Exercise brief: With the images removed, repeat the data below exactly.

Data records

####################

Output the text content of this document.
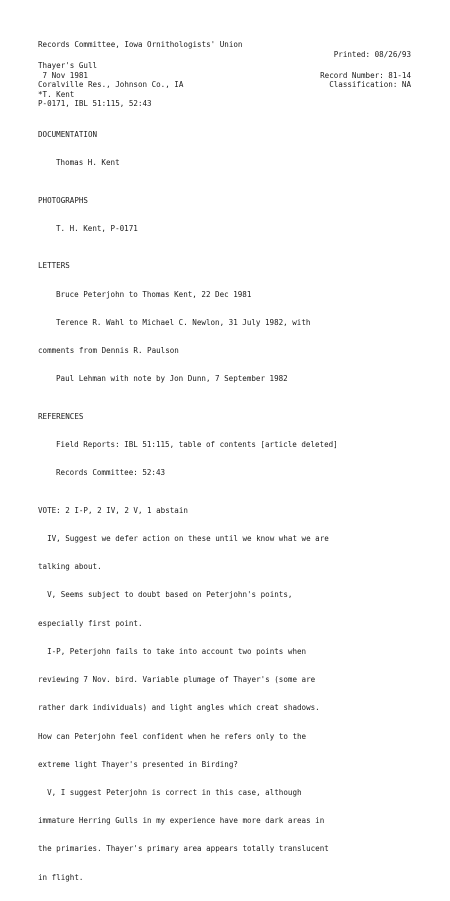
Records Committee, Iowa Ornithologists' Union

Printed: 08/26/93

Thayer's Gull

Record Number: 81-14

7 Nov 1981

Classification: NA

Coralville Res., Johnson Co., IA

*T. Kent

P-0171, IBL 51:115, 52:43

DOCUMENTATION

Thomas H. Kent

PHOTOGRAPHS

T. H. Kent, P-0171

LETTERS

Bruce Peterjohn to Thomas Kent, 22 Dec 1981

Terence R. Wahl to Michael C. Newlon, 31 July 1982, with

comments from Dennis R. Paulson

Paul Lehman with note by Jon Dunn, 7 September 1982

REFERENCES

Field Reports: IBL 51:115, table of contents [article deleted]

Records Committee: 52:43

VOTE: 2 I-P, 2 IV, 2 V, 1 abstain

IV, Suggest we defer action on these until we know what we are

talking about.

V, Seems subject to doubt based on Peterjohn's points,

especially first point.

I-P, Peterjohn fails to take into account two points when

reviewing 7 Nov. bird. Variable plumage of Thayer's (some are

rather dark individuals) and light angles which creat shadows.

How can Peterjohn feel confident when he refers only to the

extreme light Thayer's presented in Birding?

V, I suggest Peterjohn is correct in this case, although

immature Herring Gulls in my experience have more dark areas in

the primaries. Thayer's primary area appears totally translucent

in flight.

####################

Full response:
Output the text content of this document.
Records Committee, Iowa Ornithologists' Union

Printed: 08/26/93

Thayer's Gull

Record Number: 81-14

7 Nov 1981

Classification: NA

Coralville Res., Johnson Co., IA

*T. Kent

P-0171, IBL 51:115, 52:43

DOCUMENTATION

Thomas H. Kent

PHOTOGRAPHS

T. H. Kent, P-0171

LETTERS

Bruce Peterjohn to Thomas Kent, 22 Dec 1981

Terence R. Wahl to Michael C. Newlon, 31 July 1982, with

comments from Dennis R. Paulson

Paul Lehman with note by Jon Dunn, 7 September 1982

REFERENCES

Field Reports: IBL 51:115, table of contents [article deleted]

Records Committee: 52:43

VOTE: 2 I-P, 2 IV, 2 V, 1 abstain

IV, Suggest we defer action on these until we know what we are

talking about.

V, Seems subject to doubt based on Peterjohn's points,

especially first point.

I-P, Peterjohn fails to take into account two points when

reviewing 7 Nov. bird. Variable plumage of Thayer's (some are

rather dark individuals) and light angles which creat shadows.

How can Peterjohn feel confident when he refers only to the

extreme light Thayer's presented in Birding?

V, I suggest Peterjohn is correct in this case, although

immature Herring Gulls in my experience have more dark areas in

the primaries. Thayer's primary area appears totally translucent

in flight.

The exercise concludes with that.